::: DATA SECTION
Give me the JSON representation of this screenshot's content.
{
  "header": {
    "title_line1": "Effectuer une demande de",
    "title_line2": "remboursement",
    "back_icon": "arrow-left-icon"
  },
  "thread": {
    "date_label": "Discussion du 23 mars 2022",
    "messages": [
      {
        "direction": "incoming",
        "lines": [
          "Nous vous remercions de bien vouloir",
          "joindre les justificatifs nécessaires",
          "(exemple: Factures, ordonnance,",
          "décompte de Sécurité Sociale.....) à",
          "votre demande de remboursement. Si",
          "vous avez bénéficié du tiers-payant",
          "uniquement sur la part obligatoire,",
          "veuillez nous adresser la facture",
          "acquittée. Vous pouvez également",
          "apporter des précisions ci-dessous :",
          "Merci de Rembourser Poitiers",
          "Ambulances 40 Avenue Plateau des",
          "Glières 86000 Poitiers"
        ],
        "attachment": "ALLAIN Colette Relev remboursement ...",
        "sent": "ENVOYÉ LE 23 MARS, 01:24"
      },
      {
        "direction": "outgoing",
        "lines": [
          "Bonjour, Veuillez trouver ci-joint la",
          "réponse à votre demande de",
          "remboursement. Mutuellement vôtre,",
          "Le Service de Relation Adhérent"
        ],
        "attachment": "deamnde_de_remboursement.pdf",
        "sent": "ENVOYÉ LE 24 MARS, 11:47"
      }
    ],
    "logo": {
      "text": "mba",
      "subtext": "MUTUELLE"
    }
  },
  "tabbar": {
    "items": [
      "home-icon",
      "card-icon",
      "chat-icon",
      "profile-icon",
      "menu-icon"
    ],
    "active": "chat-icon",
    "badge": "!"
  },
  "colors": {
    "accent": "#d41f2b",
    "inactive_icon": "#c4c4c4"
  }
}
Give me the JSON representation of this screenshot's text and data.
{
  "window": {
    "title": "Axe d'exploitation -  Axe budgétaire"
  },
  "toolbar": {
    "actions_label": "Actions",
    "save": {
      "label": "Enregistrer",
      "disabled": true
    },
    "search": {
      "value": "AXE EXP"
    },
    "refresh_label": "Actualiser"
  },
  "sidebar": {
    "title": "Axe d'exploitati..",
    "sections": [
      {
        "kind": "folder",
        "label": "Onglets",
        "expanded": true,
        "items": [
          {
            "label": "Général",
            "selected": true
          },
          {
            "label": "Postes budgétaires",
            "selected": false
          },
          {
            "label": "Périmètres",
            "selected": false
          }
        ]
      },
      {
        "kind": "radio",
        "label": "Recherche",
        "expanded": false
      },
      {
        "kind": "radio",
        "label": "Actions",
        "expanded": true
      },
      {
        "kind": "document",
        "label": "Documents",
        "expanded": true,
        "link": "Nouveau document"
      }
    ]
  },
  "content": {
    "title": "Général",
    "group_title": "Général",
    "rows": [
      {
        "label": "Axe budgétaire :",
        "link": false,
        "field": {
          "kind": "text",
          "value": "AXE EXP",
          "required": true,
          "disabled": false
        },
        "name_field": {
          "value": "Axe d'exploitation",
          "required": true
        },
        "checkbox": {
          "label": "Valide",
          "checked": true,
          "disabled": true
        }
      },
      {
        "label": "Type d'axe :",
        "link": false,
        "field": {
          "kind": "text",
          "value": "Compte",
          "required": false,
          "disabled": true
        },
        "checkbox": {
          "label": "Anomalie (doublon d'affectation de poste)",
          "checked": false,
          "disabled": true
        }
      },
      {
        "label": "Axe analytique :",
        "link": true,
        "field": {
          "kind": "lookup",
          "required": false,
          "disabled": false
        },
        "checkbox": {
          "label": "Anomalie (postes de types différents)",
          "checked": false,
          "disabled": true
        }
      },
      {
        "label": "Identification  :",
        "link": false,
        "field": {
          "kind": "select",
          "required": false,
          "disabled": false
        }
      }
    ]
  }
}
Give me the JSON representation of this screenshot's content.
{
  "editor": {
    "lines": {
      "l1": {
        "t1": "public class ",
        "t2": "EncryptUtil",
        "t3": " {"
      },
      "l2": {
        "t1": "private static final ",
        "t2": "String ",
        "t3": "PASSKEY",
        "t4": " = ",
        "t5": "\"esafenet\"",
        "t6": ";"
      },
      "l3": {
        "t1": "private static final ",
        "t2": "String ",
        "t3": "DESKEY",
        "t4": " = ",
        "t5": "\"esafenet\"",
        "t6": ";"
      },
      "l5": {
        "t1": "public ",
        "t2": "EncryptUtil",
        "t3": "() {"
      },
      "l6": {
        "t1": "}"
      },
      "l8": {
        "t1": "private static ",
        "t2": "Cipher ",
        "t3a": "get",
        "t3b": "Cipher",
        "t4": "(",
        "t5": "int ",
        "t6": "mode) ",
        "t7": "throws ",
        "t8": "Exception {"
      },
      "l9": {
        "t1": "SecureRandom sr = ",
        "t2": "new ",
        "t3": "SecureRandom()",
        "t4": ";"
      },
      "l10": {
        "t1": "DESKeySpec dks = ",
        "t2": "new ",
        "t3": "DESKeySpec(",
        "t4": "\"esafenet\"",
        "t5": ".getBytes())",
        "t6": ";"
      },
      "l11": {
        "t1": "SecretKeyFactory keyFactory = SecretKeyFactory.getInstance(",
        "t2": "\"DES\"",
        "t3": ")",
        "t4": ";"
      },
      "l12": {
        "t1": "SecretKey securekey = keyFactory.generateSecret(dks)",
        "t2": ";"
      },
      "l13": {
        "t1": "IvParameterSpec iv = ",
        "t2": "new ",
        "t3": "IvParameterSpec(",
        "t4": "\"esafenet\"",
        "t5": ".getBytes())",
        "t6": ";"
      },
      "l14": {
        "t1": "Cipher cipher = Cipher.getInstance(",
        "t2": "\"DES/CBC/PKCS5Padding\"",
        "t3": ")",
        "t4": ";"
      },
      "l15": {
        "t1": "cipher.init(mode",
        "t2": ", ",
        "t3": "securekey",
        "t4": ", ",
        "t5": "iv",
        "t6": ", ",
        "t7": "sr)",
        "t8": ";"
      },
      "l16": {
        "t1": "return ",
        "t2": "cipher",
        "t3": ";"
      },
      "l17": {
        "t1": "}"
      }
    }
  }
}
::::::
> **PROBLEM DESCRIPTION**: Copy out the full listing exactly.

> **SOLUTION TO THIS EXERCISE**:
Give me the JSON representation of this screenshot's content.
{
  "header": {
    "title_line1": "Effectuer une demande de",
    "title_line2": "remboursement",
    "back_icon": "arrow-left-icon"
  },
  "thread": {
    "date_label": "Discussion du 23 mars 2022",
    "messages": [
      {
        "direction": "incoming",
        "lines": [
          "Nous vous remercions de bien vouloir",
          "joindre les justificatifs nécessaires",
          "(exemple: Factures, ordonnance,",
          "décompte de Sécurité Sociale.....) à",
          "votre demande de remboursement. Si",
          "vous avez bénéficié du tiers-payant",
          "uniquement sur la part obligatoire,",
          "veuillez nous adresser la facture",
          "acquittée. Vous pouvez également",
          "apporter des précisions ci-dessous :",
          "Merci de Rembourser Poitiers",
          "Ambulances 40 Avenue Plateau des",
          "Glières 86000 Poitiers"
        ],
        "attachment": "ALLAIN Colette Relev remboursement ...",
        "sent": "ENVOYÉ LE 23 MARS, 01:24"
      },
      {
        "direction": "outgoing",
        "lines": [
          "Bonjour, Veuillez trouver ci-joint la",
          "réponse à votre demande de",
          "remboursement. Mutuellement vôtre,",
          "Le Service de Relation Adhérent"
        ],
        "attachment": "deamnde_de_remboursement.pdf",
        "sent": "ENVOYÉ LE 24 MARS, 11:47"
      }
    ],
    "logo": {
      "text": "mba",
      "subtext": "MUTUELLE"
    }
  },
  "tabbar": {
    "items": [
      "home-icon",
      "card-icon",
      "chat-icon",
      "profile-icon",
      "menu-icon"
    ],
    "active": "chat-icon",
    "badge": "!"
  },
  "colors": {
    "accent": "#d41f2b",
    "inactive_icon": "#c4c4c4"
  }
}
Give me the JSON representation of this screenshot's text and data.
{
  "window": {
    "title": "Axe d'exploitation -  Axe budgétaire"
  },
  "toolbar": {
    "actions_label": "Actions",
    "save": {
      "label": "Enregistrer",
      "disabled": true
    },
    "search": {
      "value": "AXE EXP"
    },
    "refresh_label": "Actualiser"
  },
  "sidebar": {
    "title": "Axe d'exploitati..",
    "sections": [
      {
        "kind": "folder",
        "label": "Onglets",
        "expanded": true,
        "items": [
          {
            "label": "Général",
            "selected": true
          },
          {
            "label": "Postes budgétaires",
            "selected": false
          },
          {
            "label": "Périmètres",
            "selected": false
          }
        ]
      },
      {
        "kind": "radio",
        "label": "Recherche",
        "expanded": false
      },
      {
        "kind": "radio",
        "label": "Actions",
        "expanded": true
      },
      {
        "kind": "document",
        "label": "Documents",
        "expanded": true,
        "link": "Nouveau document"
      }
    ]
  },
  "content": {
    "title": "Général",
    "group_title": "Général",
    "rows": [
      {
        "label": "Axe budgétaire :",
        "link": false,
        "field": {
          "kind": "text",
          "value": "AXE EXP",
          "required": true,
          "disabled": false
        },
        "name_field": {
          "value": "Axe d'exploitation",
          "required": true
        },
        "checkbox": {
          "label": "Valide",
          "checked": true,
          "disabled": true
        }
      },
      {
        "label": "Type d'axe :",
        "link": false,
        "field": {
          "kind": "text",
          "value": "Compte",
          "required": false,
          "disabled": true
        },
        "checkbox": {
          "label": "Anomalie (doublon d'affectation de poste)",
          "checked": false,
          "disabled": true
        }
      },
      {
        "label": "Axe analytique :",
        "link": true,
        "field": {
          "kind": "lookup",
          "required": false,
          "disabled": false
        },
        "checkbox": {
          "label": "Anomalie (postes de types différents)",
          "checked": false,
          "disabled": true
        }
      },
      {
        "label": "Identification  :",
        "link": false,
        "field": {
          "kind": "select",
          "required": false,
          "disabled": false
        }
      }
    ]
  }
}
Give me the JSON representation of this screenshot's content.
{
  "editor": {
    "lines": {
      "l1": {
        "t1": "public class ",
        "t2": "EncryptUtil",
        "t3": " {"
      },
      "l2": {
        "t1": "private static final ",
        "t2": "String ",
        "t3": "PASSKEY",
        "t4": " = ",
        "t5": "\"esafenet\"",
        "t6": ";"
      },
      "l3": {
        "t1": "private static final ",
        "t2": "String ",
        "t3": "DESKEY",
        "t4": " = ",
        "t5": "\"esafenet\"",
        "t6": ";"
      },
      "l5": {
        "t1": "public ",
        "t2": "EncryptUtil",
        "t3": "() {"
      },
      "l6": {
        "t1": "}"
      },
      "l8": {
        "t1": "private static ",
        "t2": "Cipher ",
        "t3a": "get",
        "t3b": "Cipher",
        "t4": "(",
        "t5": "int ",
        "t6": "mode) ",
        "t7": "throws ",
        "t8": "Exception {"
      },
      "l9": {
        "t1": "SecureRandom sr = ",
        "t2": "new ",
        "t3": "SecureRandom()",
        "t4": ";"
      },
      "l10": {
        "t1": "DESKeySpec dks = ",
        "t2": "new ",
        "t3": "DESKeySpec(",
        "t4": "\"esafenet\"",
        "t5": ".getBytes())",
        "t6": ";"
      },
      "l11": {
        "t1": "SecretKeyFactory keyFactory = SecretKeyFactory.getInstance(",
        "t2": "\"DES\"",
        "t3": ")",
        "t4": ";"
      },
      "l12": {
        "t1": "SecretKey securekey = keyFactory.generateSecret(dks)",
        "t2": ";"
      },
      "l13": {
        "t1": "IvParameterSpec iv = ",
        "t2": "new ",
        "t3": "IvParameterSpec(",
        "t4": "\"esafenet\"",
        "t5": ".getBytes())",
        "t6": ";"
      },
      "l14": {
        "t1": "Cipher cipher = Cipher.getInstance(",
        "t2": "\"DES/CBC/PKCS5Padding\"",
        "t3": ")",
        "t4": ";"
      },
      "l15": {
        "t1": "cipher.init(mode",
        "t2": ", ",
        "t3": "securekey",
        "t4": ", ",
        "t5": "iv",
        "t6": ", ",
        "t7": "sr)",
        "t8": ";"
      },
      "l16": {
        "t1": "return ",
        "t2": "cipher",
        "t3": ";"
      },
      "l17": {
        "t1": "}"
      }
    }
  }
}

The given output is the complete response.